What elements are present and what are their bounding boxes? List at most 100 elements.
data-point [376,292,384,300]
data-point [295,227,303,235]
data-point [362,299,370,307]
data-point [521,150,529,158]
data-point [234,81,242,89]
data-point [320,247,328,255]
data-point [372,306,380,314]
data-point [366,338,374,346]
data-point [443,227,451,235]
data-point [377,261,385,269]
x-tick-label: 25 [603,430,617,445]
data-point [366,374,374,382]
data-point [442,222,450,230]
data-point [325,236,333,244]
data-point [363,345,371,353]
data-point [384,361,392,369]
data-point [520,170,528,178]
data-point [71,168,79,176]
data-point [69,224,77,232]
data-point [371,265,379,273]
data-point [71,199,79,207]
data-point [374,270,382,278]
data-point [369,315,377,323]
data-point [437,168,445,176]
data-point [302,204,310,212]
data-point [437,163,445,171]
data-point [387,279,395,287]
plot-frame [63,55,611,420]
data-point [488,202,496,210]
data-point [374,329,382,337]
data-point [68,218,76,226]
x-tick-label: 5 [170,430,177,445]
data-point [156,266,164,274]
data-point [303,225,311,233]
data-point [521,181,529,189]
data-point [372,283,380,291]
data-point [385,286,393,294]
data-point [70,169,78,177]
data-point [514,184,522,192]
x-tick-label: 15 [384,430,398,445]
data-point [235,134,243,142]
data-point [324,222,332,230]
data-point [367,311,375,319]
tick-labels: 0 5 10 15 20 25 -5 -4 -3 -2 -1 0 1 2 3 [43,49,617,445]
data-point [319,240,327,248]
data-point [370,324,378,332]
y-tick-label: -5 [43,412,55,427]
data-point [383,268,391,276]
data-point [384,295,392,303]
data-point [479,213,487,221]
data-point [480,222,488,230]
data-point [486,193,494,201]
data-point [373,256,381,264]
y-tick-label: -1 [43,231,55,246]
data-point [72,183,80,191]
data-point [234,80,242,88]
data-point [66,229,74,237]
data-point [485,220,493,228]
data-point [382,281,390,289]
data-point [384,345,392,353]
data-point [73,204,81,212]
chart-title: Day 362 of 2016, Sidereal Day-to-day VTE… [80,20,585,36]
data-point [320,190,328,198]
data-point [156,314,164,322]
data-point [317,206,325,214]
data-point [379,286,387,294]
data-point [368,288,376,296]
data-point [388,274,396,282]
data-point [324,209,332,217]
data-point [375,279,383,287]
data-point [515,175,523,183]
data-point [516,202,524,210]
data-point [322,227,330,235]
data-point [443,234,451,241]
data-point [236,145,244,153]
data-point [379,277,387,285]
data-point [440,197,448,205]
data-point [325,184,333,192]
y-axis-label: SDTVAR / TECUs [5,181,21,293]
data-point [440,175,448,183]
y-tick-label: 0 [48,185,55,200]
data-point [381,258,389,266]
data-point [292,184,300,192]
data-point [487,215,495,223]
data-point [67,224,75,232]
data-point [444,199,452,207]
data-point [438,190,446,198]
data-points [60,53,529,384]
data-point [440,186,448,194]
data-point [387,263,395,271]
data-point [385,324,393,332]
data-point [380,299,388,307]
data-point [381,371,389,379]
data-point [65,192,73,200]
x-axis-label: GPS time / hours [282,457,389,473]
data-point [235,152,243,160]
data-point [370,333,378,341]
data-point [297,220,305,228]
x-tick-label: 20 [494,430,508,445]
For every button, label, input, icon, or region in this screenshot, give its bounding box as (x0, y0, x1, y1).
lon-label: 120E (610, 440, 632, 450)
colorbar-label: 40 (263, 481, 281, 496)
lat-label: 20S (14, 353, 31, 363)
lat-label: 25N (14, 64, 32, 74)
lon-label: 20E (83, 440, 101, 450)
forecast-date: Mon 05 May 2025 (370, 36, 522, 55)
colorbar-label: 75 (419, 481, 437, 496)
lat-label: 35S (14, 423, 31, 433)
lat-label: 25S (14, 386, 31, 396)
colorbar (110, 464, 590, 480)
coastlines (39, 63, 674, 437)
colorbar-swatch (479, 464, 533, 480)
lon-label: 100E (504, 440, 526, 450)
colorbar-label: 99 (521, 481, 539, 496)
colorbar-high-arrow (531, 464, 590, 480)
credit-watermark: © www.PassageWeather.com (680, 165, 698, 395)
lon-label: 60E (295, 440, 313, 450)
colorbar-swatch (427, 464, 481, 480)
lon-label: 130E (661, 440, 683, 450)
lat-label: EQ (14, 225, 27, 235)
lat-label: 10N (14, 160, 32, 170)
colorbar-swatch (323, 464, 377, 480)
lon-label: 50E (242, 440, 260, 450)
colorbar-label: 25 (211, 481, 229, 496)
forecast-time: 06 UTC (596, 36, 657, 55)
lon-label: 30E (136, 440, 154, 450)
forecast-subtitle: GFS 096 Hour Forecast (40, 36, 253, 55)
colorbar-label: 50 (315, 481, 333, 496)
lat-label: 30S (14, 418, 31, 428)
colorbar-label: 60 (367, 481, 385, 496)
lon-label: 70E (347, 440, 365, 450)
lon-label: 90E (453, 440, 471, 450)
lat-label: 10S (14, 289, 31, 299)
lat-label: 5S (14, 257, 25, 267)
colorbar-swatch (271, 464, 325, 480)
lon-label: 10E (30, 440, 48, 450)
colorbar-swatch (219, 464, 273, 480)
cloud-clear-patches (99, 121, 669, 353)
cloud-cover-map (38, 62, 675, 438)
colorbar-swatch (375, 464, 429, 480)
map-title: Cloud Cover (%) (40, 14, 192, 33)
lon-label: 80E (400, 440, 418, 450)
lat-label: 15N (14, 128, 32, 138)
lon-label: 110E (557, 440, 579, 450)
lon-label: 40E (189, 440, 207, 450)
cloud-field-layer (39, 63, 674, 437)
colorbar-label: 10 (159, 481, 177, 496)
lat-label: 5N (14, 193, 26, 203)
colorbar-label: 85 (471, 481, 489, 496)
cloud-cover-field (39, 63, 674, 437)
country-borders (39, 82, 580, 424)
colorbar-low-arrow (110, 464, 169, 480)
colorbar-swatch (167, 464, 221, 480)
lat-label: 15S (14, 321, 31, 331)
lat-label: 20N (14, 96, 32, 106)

========================================================================

▶ **STATED TASK**:
Recast all of the data above as a JSON list of strings, one string per line, leaving out any blank lines.

▶ **ANSWER TO THIS TASK**:
[
  "What elements are present and what are their bounding boxes? List at most 100 elements.",
  "data-point [376,292,384,300]",
  "data-point [295,227,303,235]",
  "data-point [362,299,370,307]",
  "data-point [521,150,529,158]",
  "data-point [234,81,242,89]",
  "data-point [320,247,328,255]",
  "data-point [372,306,380,314]",
  "data-point [366,338,374,346]",
  "data-point [443,227,451,235]",
  "data-point [377,261,385,269]",
  "x-tick-label: 25 [603,430,617,445]",
  "data-point [366,374,374,382]",
  "data-point [442,222,450,230]",
  "data-point [325,236,333,244]",
  "data-point [363,345,371,353]",
  "data-point [384,361,392,369]",
  "data-point [520,170,528,178]",
  "data-point [71,168,79,176]",
  "data-point [69,224,77,232]",
  "data-point [371,265,379,273]",
  "data-point [71,199,79,207]",
  "data-point [374,270,382,278]",
  "data-point [369,315,377,323]",
  "data-point [437,168,445,176]",
  "data-point [302,204,310,212]",
  "data-point [437,163,445,171]",
  "data-point [387,279,395,287]",
  "plot-frame [63,55,611,420]",
  "data-point [488,202,496,210]",
  "data-point [374,329,382,337]",
  "data-point [68,218,76,226]",
  "x-tick-label: 5 [170,430,177,445]",
  "data-point [156,266,164,274]",
  "data-point [303,225,311,233]",
  "data-point [521,181,529,189]",
  "data-point [372,283,380,291]",
  "data-point [385,286,393,294]",
  "data-point [70,169,78,177]",
  "data-point [514,184,522,192]",
  "x-tick-label: 15 [384,430,398,445]",
  "data-point [235,134,243,142]",
  "data-point [324,222,332,230]",
  "data-point [367,311,375,319]",
  "tick-labels: 0 5 10 15 20 25 -5 -4 -3 -2 -1 0 1 2 3 [43,49,617,445]",
  "data-point [319,240,327,248]",
  "data-point [370,324,378,332]",
  "y-tick-label: -5 [43,412,55,427]",
  "data-point [383,268,391,276]",
  "data-point [384,295,392,303]",
  "data-point [479,213,487,221]",
  "data-point [480,222,488,230]",
  "data-point [486,193,494,201]",
  "data-point [373,256,381,264]",
  "y-tick-label: -1 [43,231,55,246]",
  "data-point [72,183,80,191]",
  "data-point [234,80,242,88]",
  "data-point [66,229,74,237]",
  "data-point [485,220,493,228]",
  "data-point [382,281,390,289]",
  "data-point [384,345,392,353]",
  "data-point [73,204,81,212]",
  "chart-title: Day 362 of 2016, Sidereal Day-to-day VTE… [80,20,585,36]",
  "data-point [320,190,328,198]",
  "data-point [156,314,164,322]",
  "data-point [317,206,325,214]",
  "data-point [379,286,387,294]",
  "data-point [368,288,376,296]",
  "data-point [388,274,396,282]",
  "data-point [324,209,332,217]",
  "data-point [375,279,383,287]",
  "data-point [515,175,523,183]",
  "data-point [516,202,524,210]",
  "data-point [322,227,330,235]",
  "data-point [443,234,451,241]",
  "data-point [236,145,244,153]",
  "data-point [379,277,387,285]",
  "data-point [440,197,448,205]",
  "data-point [325,184,333,192]",
  "y-axis-label: SDTVAR / TECUs [5,181,21,293]",
  "data-point [440,175,448,183]",
  "y-tick-label: 0 [48,185,55,200]",
  "data-point [381,258,389,266]",
  "data-point [292,184,300,192]",
  "data-point [487,215,495,223]",
  "data-point [67,224,75,232]",
  "data-point [444,199,452,207]",
  "data-point [438,190,446,198]",
  "data-points [60,53,529,384]",
  "data-point [440,186,448,194]",
  "data-point [387,263,395,271]",
  "data-point [385,324,393,332]",
  "data-point [380,299,388,307]",
  "data-point [381,371,389,379]",
  "data-point [65,192,73,200]",
  "x-axis-label: GPS time / hours [282,457,389,473]",
  "data-point [235,152,243,160]",
  "data-point [370,333,378,341]",
  "data-point [297,220,305,228]",
  "x-tick-label: 20 [494,430,508,445]",
  "For every button, label, input, icon, or region in this screenshot, give its bounding box as (x0, y0, x1, y1).",
  "lon-label: 120E (610, 440, 632, 450)",
  "colorbar-label: 40 (263, 481, 281, 496)",
  "lat-label: 20S (14, 353, 31, 363)",
  "lat-label: 25N (14, 64, 32, 74)",
  "lon-label: 20E (83, 440, 101, 450)",
  "forecast-date: Mon 05 May 2025 (370, 36, 522, 55)",
  "colorbar-label: 75 (419, 481, 437, 496)",
  "lat-label: 35S (14, 423, 31, 433)",
  "lat-label: 25S (14, 386, 31, 396)",
  "colorbar (110, 464, 590, 480)",
  "coastlines (39, 63, 674, 437)",
  "colorbar-swatch (479, 464, 533, 480)",
  "lon-label: 100E (504, 440, 526, 450)",
  "colorbar-label: 99 (521, 481, 539, 496)",
  "colorbar-high-arrow (531, 464, 590, 480)",
  "credit-watermark: © www.PassageWeather.com (680, 165, 698, 395)",
  "lon-label: 60E (295, 440, 313, 450)",
  "colorbar-swatch (427, 464, 481, 480)",
  "lon-label: 130E (661, 440, 683, 450)",
  "lat-label: EQ (14, 225, 27, 235)",
  "lat-label: 10N (14, 160, 32, 170)",
  "colorbar-swatch (323, 464, 377, 480)",
  "lon-label: 50E (242, 440, 260, 450)",
  "colorbar-label: 25 (211, 481, 229, 496)",
  "forecast-time: 06 UTC (596, 36, 657, 55)",
  "lon-label: 30E (136, 440, 154, 450)",
  "forecast-subtitle: GFS 096 Hour Forecast (40, 36, 253, 55)",
  "colorbar-label: 50 (315, 481, 333, 496)",
  "lat-label: 30S (14, 418, 31, 428)",
  "colorbar-label: 60 (367, 481, 385, 496)",
  "lon-label: 70E (347, 440, 365, 450)",
  "lon-label: 90E (453, 440, 471, 450)",
  "lat-label: 10S (14, 289, 31, 299)",
  "lat-label: 5S (14, 257, 25, 267)",
  "colorbar-swatch (271, 464, 325, 480)",
  "lon-label: 10E (30, 440, 48, 450)",
  "colorbar-swatch (219, 464, 273, 480)",
  "cloud-clear-patches (99, 121, 669, 353)",
  "cloud-cover-map (38, 62, 675, 438)",
  "colorbar-swatch (375, 464, 429, 480)",
  "map-title: Cloud Cover (%) (40, 14, 192, 33)",
  "lon-label: 80E (400, 440, 418, 450)",
  "lat-label: 15N (14, 128, 32, 138)",
  "lon-label: 110E (557, 440, 579, 450)",
  "lon-label: 40E (189, 440, 207, 450)",
  "cloud-field-layer (39, 63, 674, 437)",
  "colorbar-label: 10 (159, 481, 177, 496)",
  "lat-label: 5N (14, 193, 26, 203)",
  "colorbar-label: 85 (471, 481, 489, 496)",
  "cloud-cover-field (39, 63, 674, 437)",
  "country-borders (39, 82, 580, 424)",
  "colorbar-low-arrow (110, 464, 169, 480)",
  "colorbar-swatch (167, 464, 221, 480)",
  "lat-label: 15S (14, 321, 31, 331)",
  "lat-label: 20N (14, 96, 32, 106)"
]